Copy each line with the word "cancer" in it.

Begin DATA ROWS

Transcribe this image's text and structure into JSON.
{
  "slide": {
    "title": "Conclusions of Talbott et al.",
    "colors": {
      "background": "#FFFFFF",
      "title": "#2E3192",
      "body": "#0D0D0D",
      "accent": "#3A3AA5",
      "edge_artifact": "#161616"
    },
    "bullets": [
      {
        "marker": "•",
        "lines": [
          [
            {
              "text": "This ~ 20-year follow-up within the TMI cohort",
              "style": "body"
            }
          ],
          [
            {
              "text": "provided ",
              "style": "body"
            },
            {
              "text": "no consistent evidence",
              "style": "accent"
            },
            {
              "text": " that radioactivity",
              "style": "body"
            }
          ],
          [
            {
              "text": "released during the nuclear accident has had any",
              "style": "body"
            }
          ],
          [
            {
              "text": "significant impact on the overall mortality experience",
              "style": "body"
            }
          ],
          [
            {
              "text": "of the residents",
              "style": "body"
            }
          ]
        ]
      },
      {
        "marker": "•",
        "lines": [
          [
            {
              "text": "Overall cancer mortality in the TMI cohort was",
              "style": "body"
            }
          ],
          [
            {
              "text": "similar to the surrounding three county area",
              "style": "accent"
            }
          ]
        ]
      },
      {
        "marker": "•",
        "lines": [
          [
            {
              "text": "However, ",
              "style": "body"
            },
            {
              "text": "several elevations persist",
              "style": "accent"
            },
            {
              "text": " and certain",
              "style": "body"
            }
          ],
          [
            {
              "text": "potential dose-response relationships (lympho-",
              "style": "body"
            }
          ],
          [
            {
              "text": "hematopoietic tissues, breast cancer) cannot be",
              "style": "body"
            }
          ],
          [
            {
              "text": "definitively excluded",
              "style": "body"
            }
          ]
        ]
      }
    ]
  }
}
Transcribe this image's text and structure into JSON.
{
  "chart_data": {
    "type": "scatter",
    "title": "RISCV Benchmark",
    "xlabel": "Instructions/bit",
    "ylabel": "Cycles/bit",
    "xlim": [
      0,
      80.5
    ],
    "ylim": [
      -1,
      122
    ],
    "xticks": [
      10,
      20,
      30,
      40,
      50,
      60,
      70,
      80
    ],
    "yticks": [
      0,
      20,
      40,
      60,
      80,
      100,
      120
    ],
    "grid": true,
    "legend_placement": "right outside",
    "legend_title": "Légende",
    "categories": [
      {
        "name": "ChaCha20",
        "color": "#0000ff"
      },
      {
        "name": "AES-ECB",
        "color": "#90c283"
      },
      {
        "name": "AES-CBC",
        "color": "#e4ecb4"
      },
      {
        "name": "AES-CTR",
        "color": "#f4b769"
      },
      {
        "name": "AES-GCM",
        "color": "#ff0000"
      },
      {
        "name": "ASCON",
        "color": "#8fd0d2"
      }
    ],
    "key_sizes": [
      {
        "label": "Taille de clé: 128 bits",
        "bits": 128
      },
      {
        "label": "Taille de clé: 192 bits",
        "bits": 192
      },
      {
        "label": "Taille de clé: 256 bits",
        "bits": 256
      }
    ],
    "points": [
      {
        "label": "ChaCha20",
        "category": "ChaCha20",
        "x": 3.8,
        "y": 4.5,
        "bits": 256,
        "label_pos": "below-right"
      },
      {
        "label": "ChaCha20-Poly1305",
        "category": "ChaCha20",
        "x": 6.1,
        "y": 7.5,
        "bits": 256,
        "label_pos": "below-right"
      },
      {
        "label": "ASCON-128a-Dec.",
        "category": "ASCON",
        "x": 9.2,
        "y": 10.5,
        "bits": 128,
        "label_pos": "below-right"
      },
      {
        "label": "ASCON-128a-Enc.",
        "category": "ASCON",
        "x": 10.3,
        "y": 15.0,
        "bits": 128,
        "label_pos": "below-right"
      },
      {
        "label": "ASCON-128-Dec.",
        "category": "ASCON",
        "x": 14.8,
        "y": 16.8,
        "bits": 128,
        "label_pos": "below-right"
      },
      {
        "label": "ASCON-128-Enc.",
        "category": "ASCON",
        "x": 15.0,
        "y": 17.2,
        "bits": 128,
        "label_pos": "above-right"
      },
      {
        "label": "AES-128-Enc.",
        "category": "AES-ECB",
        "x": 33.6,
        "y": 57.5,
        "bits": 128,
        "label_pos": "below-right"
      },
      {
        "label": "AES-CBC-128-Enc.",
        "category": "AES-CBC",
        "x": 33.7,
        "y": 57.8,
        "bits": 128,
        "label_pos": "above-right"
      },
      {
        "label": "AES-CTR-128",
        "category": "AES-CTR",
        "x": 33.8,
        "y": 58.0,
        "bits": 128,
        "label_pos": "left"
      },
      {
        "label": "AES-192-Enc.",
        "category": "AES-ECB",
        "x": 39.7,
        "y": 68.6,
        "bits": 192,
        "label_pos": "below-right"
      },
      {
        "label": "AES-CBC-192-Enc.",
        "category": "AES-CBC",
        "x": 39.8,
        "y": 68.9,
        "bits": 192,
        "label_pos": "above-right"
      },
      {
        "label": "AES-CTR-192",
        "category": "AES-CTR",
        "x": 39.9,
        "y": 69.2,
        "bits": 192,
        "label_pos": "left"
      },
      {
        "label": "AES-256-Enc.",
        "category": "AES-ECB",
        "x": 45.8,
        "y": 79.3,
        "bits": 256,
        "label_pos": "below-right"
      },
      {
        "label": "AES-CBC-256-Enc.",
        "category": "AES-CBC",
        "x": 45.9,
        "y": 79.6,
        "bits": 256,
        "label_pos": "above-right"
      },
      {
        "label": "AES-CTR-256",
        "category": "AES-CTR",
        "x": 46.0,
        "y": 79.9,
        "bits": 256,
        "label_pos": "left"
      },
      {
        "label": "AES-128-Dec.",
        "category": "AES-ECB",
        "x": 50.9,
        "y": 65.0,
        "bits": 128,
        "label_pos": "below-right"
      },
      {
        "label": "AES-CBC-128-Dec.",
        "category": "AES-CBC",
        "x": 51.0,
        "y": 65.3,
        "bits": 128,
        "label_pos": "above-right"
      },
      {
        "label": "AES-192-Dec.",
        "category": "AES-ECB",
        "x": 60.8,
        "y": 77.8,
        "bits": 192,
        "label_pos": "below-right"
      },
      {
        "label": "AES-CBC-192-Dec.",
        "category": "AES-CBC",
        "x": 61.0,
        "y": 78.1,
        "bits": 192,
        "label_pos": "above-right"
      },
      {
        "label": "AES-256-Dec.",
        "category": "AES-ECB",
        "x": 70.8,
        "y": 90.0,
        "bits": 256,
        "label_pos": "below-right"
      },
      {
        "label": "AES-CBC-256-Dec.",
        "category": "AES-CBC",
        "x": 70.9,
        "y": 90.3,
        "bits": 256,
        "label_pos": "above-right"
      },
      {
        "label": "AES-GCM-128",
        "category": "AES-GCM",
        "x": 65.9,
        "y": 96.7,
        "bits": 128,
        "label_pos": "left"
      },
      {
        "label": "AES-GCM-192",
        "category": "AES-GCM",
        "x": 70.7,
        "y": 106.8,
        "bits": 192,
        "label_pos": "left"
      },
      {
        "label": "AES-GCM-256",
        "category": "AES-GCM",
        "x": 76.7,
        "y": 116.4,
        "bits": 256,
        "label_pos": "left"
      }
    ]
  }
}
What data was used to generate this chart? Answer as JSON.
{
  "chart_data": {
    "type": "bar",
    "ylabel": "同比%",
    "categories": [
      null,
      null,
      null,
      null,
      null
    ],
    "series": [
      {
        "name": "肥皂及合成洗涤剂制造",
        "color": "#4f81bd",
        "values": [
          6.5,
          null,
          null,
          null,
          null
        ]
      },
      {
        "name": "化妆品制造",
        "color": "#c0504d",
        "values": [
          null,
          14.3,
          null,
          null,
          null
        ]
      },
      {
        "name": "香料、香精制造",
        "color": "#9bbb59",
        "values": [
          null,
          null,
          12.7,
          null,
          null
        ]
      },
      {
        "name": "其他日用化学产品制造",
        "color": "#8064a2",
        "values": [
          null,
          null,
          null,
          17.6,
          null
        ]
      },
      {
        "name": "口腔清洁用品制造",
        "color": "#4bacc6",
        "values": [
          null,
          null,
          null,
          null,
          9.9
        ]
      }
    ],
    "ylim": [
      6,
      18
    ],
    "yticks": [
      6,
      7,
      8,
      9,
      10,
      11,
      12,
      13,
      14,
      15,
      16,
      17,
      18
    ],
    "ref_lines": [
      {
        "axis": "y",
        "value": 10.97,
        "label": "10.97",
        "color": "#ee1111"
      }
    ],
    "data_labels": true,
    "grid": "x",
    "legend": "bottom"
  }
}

End DATA ROWS

# [WRITTEN REPLY]
              "text": "Overall cancer mortality in the TMI cohort was",
              "text": "hematopoietic tissues, breast cancer) cannot be",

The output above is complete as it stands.